> PROMPT: Switch every "data-point-red" in the items below to "data-point-orange", changing nothing else, and leave the pictures out of your copy.

> DATA ENTRIES:
——————

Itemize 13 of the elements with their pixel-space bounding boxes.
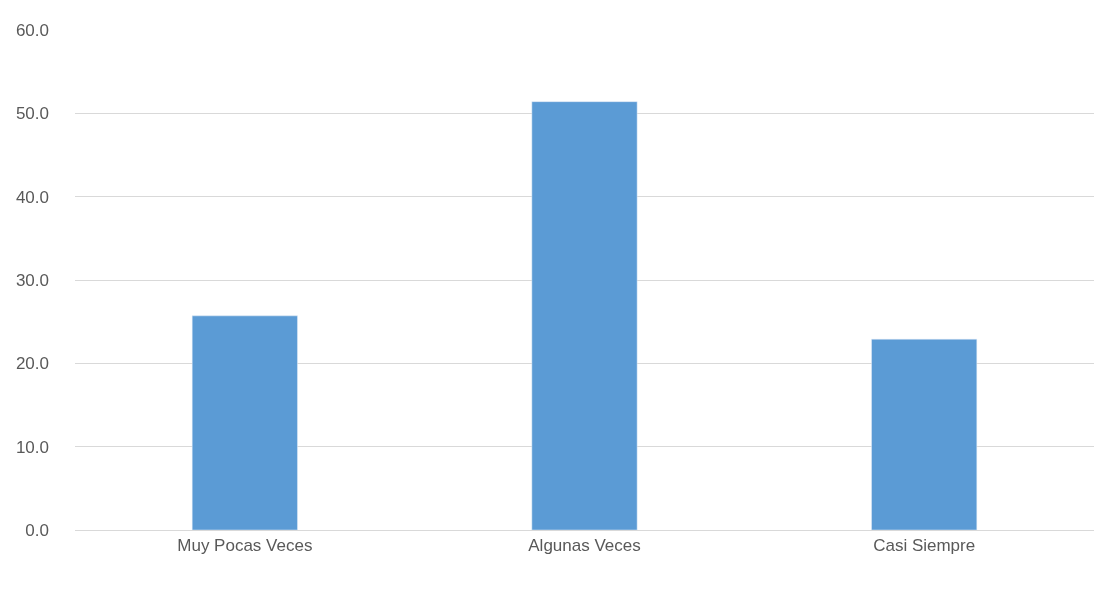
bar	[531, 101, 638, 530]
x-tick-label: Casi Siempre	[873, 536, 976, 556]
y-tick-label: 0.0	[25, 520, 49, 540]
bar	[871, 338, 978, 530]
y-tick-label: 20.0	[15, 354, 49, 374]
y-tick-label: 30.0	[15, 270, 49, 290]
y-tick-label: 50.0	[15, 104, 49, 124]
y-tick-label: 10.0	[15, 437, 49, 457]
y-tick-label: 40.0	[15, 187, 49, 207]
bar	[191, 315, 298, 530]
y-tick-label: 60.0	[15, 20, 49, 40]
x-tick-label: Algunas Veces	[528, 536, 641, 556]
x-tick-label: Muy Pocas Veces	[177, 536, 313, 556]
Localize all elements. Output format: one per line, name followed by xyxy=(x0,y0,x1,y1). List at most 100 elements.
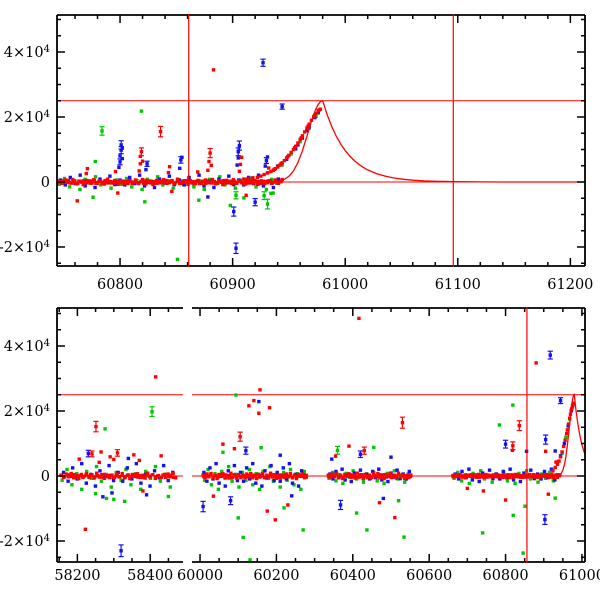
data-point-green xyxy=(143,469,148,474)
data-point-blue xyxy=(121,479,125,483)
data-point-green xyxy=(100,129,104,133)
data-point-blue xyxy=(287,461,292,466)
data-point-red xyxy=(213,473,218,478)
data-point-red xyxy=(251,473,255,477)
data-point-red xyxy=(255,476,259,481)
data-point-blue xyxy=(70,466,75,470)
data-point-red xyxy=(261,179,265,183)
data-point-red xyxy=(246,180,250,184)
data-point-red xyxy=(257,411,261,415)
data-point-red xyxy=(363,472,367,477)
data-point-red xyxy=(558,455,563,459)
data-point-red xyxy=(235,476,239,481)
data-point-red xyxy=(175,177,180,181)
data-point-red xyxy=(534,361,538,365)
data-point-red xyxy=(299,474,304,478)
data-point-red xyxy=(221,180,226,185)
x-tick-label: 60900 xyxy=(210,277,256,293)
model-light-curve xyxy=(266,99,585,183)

——————

> FINAL RESULT:
Itemize 13 of the elements with their pixel-space bounding boxes.
bar	[531, 101, 638, 530]
x-tick-label: Casi Siempre	[873, 536, 976, 556]
y-tick-label: 0.0	[25, 520, 49, 540]
bar	[871, 338, 978, 530]
y-tick-label: 20.0	[15, 354, 49, 374]
y-tick-label: 30.0	[15, 270, 49, 290]
y-tick-label: 50.0	[15, 104, 49, 124]
y-tick-label: 10.0	[15, 437, 49, 457]
y-tick-label: 40.0	[15, 187, 49, 207]
bar	[191, 315, 298, 530]
y-tick-label: 60.0	[15, 20, 49, 40]
x-tick-label: Algunas Veces	[528, 536, 641, 556]
x-tick-label: Muy Pocas Veces	[177, 536, 313, 556]
Localize all elements. Output format: one per line, name followed by xyxy=(x0,y0,x1,y1). List at most 100 elements.
data-point-green xyxy=(143,469,148,474)
data-point-blue xyxy=(121,479,125,483)
data-point-green xyxy=(100,129,104,133)
data-point-blue xyxy=(287,461,292,466)
data-point-orange xyxy=(213,473,218,478)
data-point-orange xyxy=(251,473,255,477)
data-point-orange xyxy=(255,476,259,481)
data-point-blue xyxy=(70,466,75,470)
data-point-orange xyxy=(261,179,265,183)
data-point-orange xyxy=(246,180,250,184)
data-point-orange xyxy=(257,411,261,415)
data-point-orange xyxy=(363,472,367,477)
data-point-orange xyxy=(558,455,563,459)
data-point-orange xyxy=(235,476,239,481)
data-point-orange xyxy=(175,177,180,181)
data-point-orange xyxy=(534,361,538,365)
data-point-orange xyxy=(299,474,304,478)
data-point-orange xyxy=(221,180,226,185)
x-tick-label: 60900 xyxy=(210,277,256,293)
model-light-curve xyxy=(266,99,585,183)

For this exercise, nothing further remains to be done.